Work item – Your answer should be one number, namely how many lines in the listing below include the word "toile".

Records supplied –
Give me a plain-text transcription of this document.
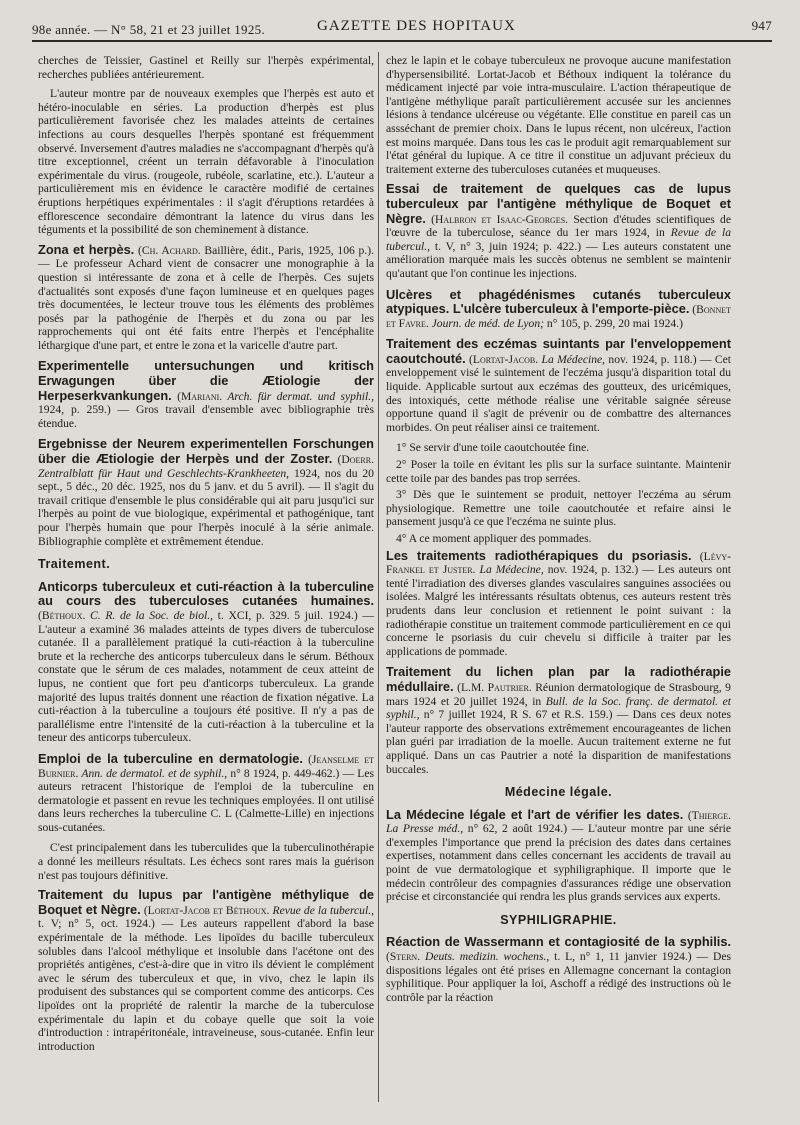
98e année. — N° 58, 21 et 23 juillet 1925.	GAZETTE DES HOPITAUX	947

cherches de Teissier, Gastinel et Reilly sur l'herpès expérimental, recherches publiées antérieurement.

L'auteur montre par de nouveaux exemples que l'herpès est auto et hétéro-inoculable en séries. La production d'herpès est plus particulièrement favorisée chez les malades atteints de certaines infections au cours desquelles l'herpès spontané est fréquemment observé. Inversement d'autres maladies ne s'accompagnant d'herpès qu'à titre exceptionnel, créent un terrain défavorable à l'inoculation expérimentale du virus. (rougeole, rubéole, scarlatine, etc.). L'auteur a particulièrement mis en évidence le caractère modifié de certaines éruptions herpétiques expérimentales : il s'agit d'éruptions retardées à efflorescence secondaire démontrant la latence du virus dans les téguments et la possibilité de son cheminement à distance.

Zona et herpès. (Ch. Achard. Baillière, édit., Paris, 1925, 106 p.). — Le professeur Achard vient de consacrer une monographie à la question si intéressante de zona et à celle de l'herpès. Ces sujets d'actualités sont exposés d'une façon lumineuse et en quelques pages très documentées, le lecteur trouve tous les éléments des problèmes posés par la pathogénie de l'herpès et du zona ou par les rapprochements qui ont été faits entre l'herpès et l'encéphalite léthargique d'une part, et entre le zona et la varicelle d'autre part.

Experimentelle untersuchungen und kritisch Erwagungen über die Ætiologie der Herpeserkvankungen. (Mariani. Arch. für dermat. und syphil., 1924, p. 259.) — Gros travail d'ensemble avec bibliographie très étendue.

Ergebnisse der Neurem experimentellen Forschungen über die Ætiologie der Herpès und der Zoster. (Doerr. Zentralblatt für Haut und Geschlechts-Krankheeten, 1924, nos du 20 sept., 5 déc., 20 déc. 1925, nos du 5 janv. et du 5 avril). — Il s'agit du travail critique d'ensemble le plus considérable qui ait paru jusqu'ici sur l'herpès au point de vue biologique, expérimental et pathogénique, tant pour l'herpès humain que pour l'herpès inoculé à la série animale. Bibliographie complète et extrêmement étendue.

Traitement.

Anticorps tuberculeux et cuti-réaction à la tuberculine au cours des tuberculoses cutanées humaines. (Béthoux. C. R. de la Soc. de biol., t. XCI, p. 329. 5 juil. 1924.) — L'auteur a examiné 36 malades atteints de types divers de tuberculose cutanée. Il a parallèlement pratiqué la cuti-réaction à la tuberculine brute et la recherche des anticorps tuberculeux dans le sérum. Béthoux constate que le sérum de ces malades, notamment de ceux atteint de lupus, ne contient que fort peu d'anticorps tuberculeux. La grande majorité des lupus traités donnent une réaction de fixation négative. La cuti-réaction à la tuberculine a toujours été positive. Il n'y a pas de parallélisme entre l'intensité de la cuti-réaction à la tuberculine et la teneur des anticorps tuberculeux.

Emploi de la tuberculine en dermatologie. (Jeanselme et Burnier. Ann. de dermatol. et de syphil., n° 8 1924, p. 449-462.) — Les auteurs retracent l'historique de l'emploi de la tuberculine en dermatologie et passent en revue les techniques employées. Il ont utilisé dans leurs recherches la tuberculine C. L (Calmette-Lille) en injections sous-cutanées.

C'est principalement dans les tuberculides que la tuberculinothérapie a donné les meilleurs résultats. Les échecs sont rares mais la guérison n'est pas toujours définitive.

Traitement du lupus par l'antigène méthylique de Boquet et Nègre. (Lortat-Jacob et Béthoux. Revue de la tubercul., t. V; n° 5, oct. 1924.) — Les auteurs rappellent d'abord la base expérimentale de la méthode. Les lipoïdes du bacille tuberculeux solubles dans l'alcool méthylique et insoluble dans l'acétone ont des propriétés antigènes, c'est-à-dire que in vitro ils dévient le complément avec le sérum des tuberculeux et que, in vivo, chez le lapin ils produisent des substances qui se comportent comme des anticorps. Ces lipoïdes ont la propriété de ralentir la marche de la tuberculose expérimentale du lapin et du cobaye quelle que soit la voie d'introduction : intrapéritonéale, intraveineuse, sous-cutanée. Enfin leur introduction

chez le lapin et le cobaye tuberculeux ne provoque aucune manifestation d'hypersensibilité. Lortat-Jacob et Béthoux indiquent la tolérance du médicament injecté par voie intra-musculaire. L'action thérapeutique de l'antigène méthylique paraît particulièrement accusée sur les anciennes lésions à tendance ulcéreuse ou végétante. Elle constitue en pareil cas un assséchant de premier choix. Dans le lupus récent, non ulcéreux, l'action est moins marquée. Dans tous les cas le produit agit remarquablement sur l'état général du lupique. A ce titre il constitue un adjuvant précieux du traitement externe des tuberculoses cutanées et muqueuses.

Essai de traitement de quelques cas de lupus tuberculeux par l'antigène méthylique de Boquet et Nègre. (Halbron et Isaac-Georges. Section d'études scientifiques de l'œuvre de la tuberculose, séance du 1er mars 1924, in Revue de la tubercul., t. V, n° 3, juin 1924; p. 422.) — Les auteurs constatent une amélioration marquée mais les succès obtenus ne semblent se maintenir qu'autant que l'on continue les injections.

Ulcères et phagédénismes cutanés tuberculeux atypiques. L'ulcère tuberculeux à l'emporte-pièce. (Bonnet et Favre. Journ. de méd. de Lyon; n° 105, p. 299, 20 mai 1924.)

Traitement des eczémas suintants par l'enveloppement caoutchouté. (Lortat-Jacob. La Médecine, nov. 1924, p. 118.) — Cet enveloppement visé le suintement de l'eczéma jusqu'à disparition total du liquide. Applicable surtout aux eczémas des goutteux, des uricémiques, des intoxiqués, cette méthode réalise une véritable saignée séreuse opportune quand il s'agit de prévenir ou de combattre des alternances morbides. On peut réaliser ainsi ce traitement.

1° Se servir d'une toile caoutchoutée fine.

2° Poser la toile en évitant les plis sur la surface suintante. Maintenir cette toile par des bandes pas trop serrées.

3° Dès que le suintement se produit, nettoyer l'eczéma au sérum physiologique. Remettre une toile caoutchoutée et refaire ainsi le pansement jusqu'à ce que l'eczéma ne suinte plus.

4° A ce moment appliquer des pommades.

Les traitements radiothérapiques du psoriasis. (Lévy-Frankel et Juster. La Médecine, nov. 1924, p. 132.) — Les auteurs ont tenté l'irradiation des diverses glandes vasculaires sanguines associées ou isolées. Malgré les intéressants résultats obtenus, ces auteurs restent très prudents dans leur conclusion et retiennent le point suivant : la radiothérapie constitue un traitement commode particulièrement en ce qui concerne le psoriasis du cuir chevelu si difficile à traiter par les applications de pommade.

Traitement du lichen plan par la radiothérapie médullaire. (L.M. Pautrier. Réunion dermatologique de Strasbourg, 9 mars 1924 et 20 juillet 1924, in Bull. de la Soc. franç. de dermatol. et syphil., n° 7 juillet 1924, R S. 67 et R.S. 159.) — Dans ces deux notes l'auteur rapporte des observations extrêmement encourageantes de lichen plan guéri par irradiation de la moelle. Aucun traitement externe ne fut appliqué. Dans un cas Pautrier a noté la disparition de manifestations buccales.

Médecine légale.

La Médecine légale et l'art de vérifier les dates. (Thierge. La Presse méd., n° 62, 2 août 1924.) — L'auteur montre par une série d'exemples l'importance que prend la précision des dates dans certaines expertises, notamment dans celles concernant les accidents de travail au point de vue dermatologique et syphiligraphique. Il importe que le médecin contrôleur des compagnies d'assurances rédige une observation précise et circonstanciée qui rendra les plus grands services aux experts.

SYPHILIGRAPHIE.

Réaction de Wassermann et contagiosité de la syphilis. (Stern. Deuts. medizin. wochens., t. L, n° 1, 11 janvier 1924.) — Des dispositions légales ont été prises en Allemagne concernant la contagion syphilitique. Pour appliquer la loi, Aschoff a rédigé des instructions où le contrôle par la réaction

Response area – 3